Work to do » Copy each line below that contains "товарищество".

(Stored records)
#####

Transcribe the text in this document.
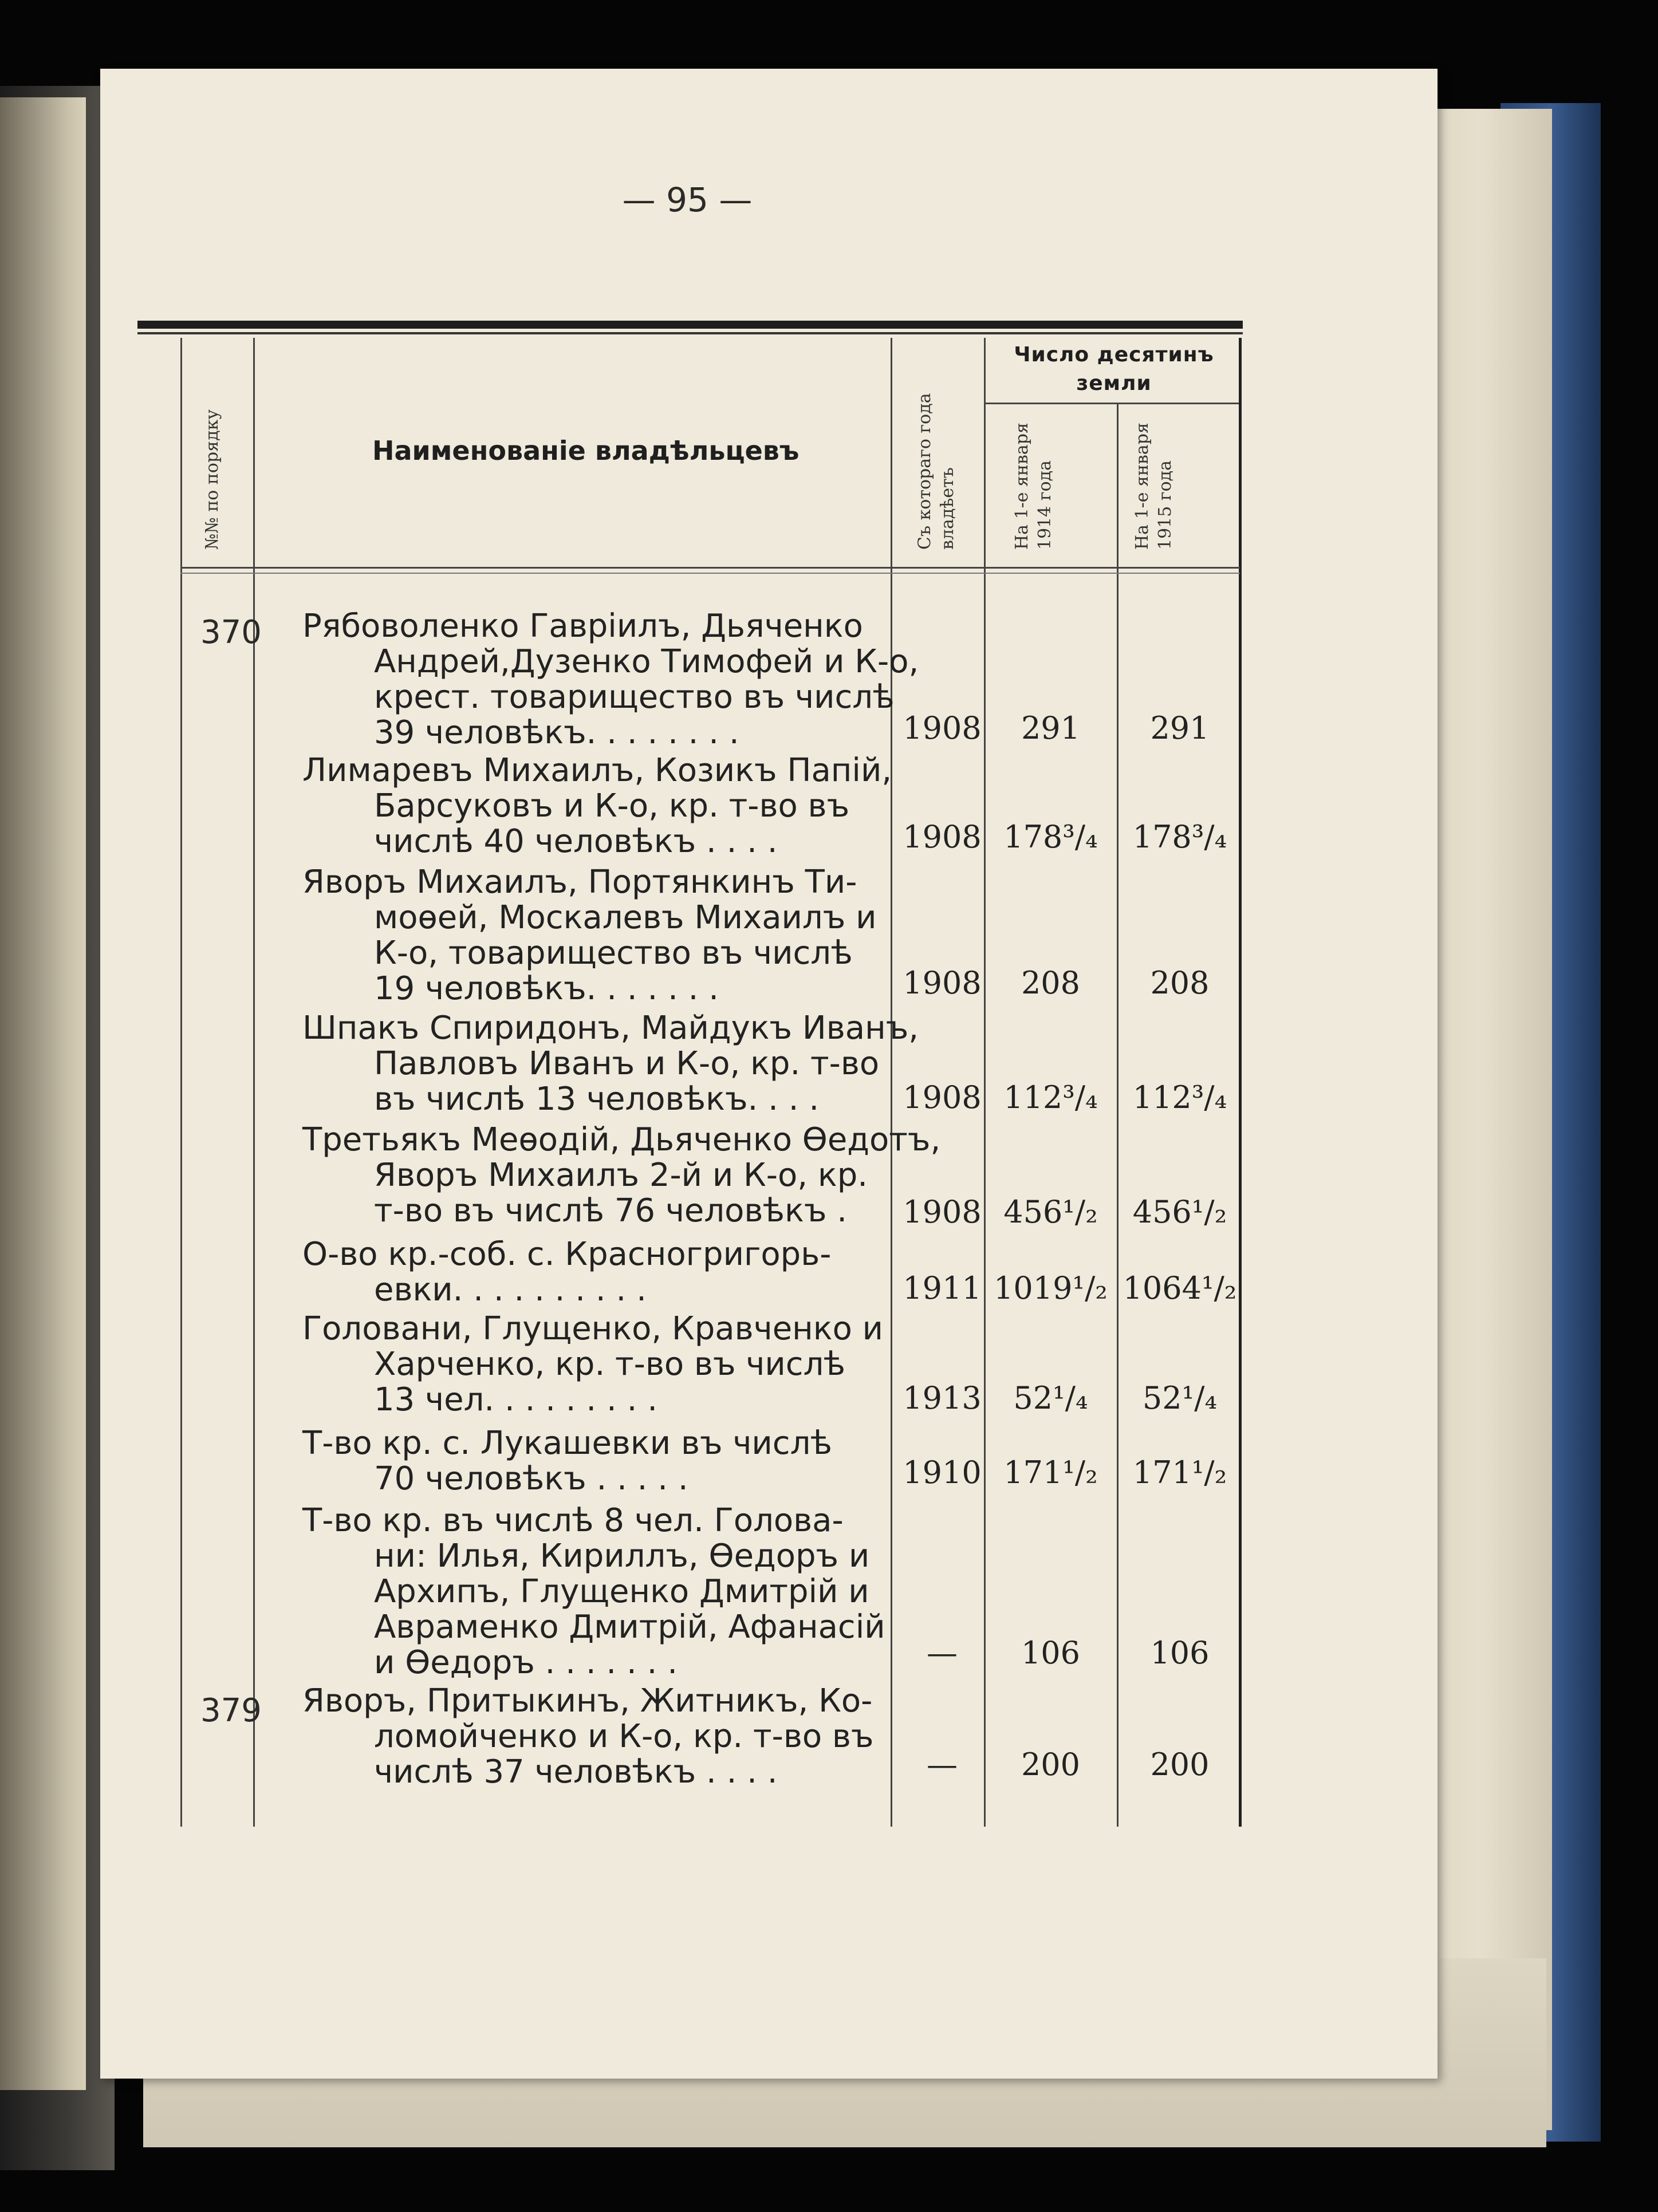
— 95 —
№№ по порядку	Наименованіе владѣльцевъ	Съ котораго года владѣетъ
Число десятинъ земли
На 1-е января 1914 года	На 1-е января 1915 года
370 Рябоволенко Гавріилъ, Дьяченко
Андрей,Дузенко Тимофей и К-о,
крест. товарищество въ числѣ
39 человѣкъ. . . . . . . .	1908	291	291
Лимаревъ Михаилъ, Козикъ Папій,
Барсуковъ и К-о, кр. т-во въ
числѣ 40 человѣкъ . . . .	1908 178³/₄	178³/₄
Яворъ Михаилъ, Портянкинъ Ти-
моѳей, Москалевъ Михаилъ и
К-о, товарищество въ числѣ
19 человѣкъ. . . . . . .	1908	208	208
Шпакъ Спиридонъ, Майдукъ Иванъ,
Павловъ Иванъ и К-о, кр. т-во
въ числѣ 13 человѣкъ. . . .	1908 112³/₄	112³/₄
Третьякъ Меѳодій, Дьяченко Ѳедотъ,
Яворъ Михаилъ 2-й и К-о, кр.
т-во въ числѣ 76 человѣкъ .	1908 456¹/₂	456¹/₂
О-во кр.-соб. с. Красногригорь-
евки. . . . . . . . . .	1911 1019¹/₂ 1064¹/₂
Головани, Глущенко, Кравченко и
Харченко, кр. т-во въ числѣ
13 чел. . . . . . . . .	1913	52¹/₄	52¹/₄
Т-во кр. с. Лукашевки въ числѣ
70 человѣкъ . . . . .	1910 171¹/₂	171¹/₂
Т-во кр. въ числѣ 8 чел. Голова-
ни: Илья, Кириллъ, Ѳедоръ и
Архипъ, Глущенко Дмитрій и
Авраменко Дмитрій, Афанасій
и Ѳедоръ . . . . . . .	—	106	106
379 Яворъ, Притыкинъ, Житникъ, Ко-
ломойченко и К-о, кр. т-во въ
числѣ 37 человѣкъ . . . .	—	200	200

#####

The result »
крест. товарищество въ числѣ
К-о, товарищество въ числѣ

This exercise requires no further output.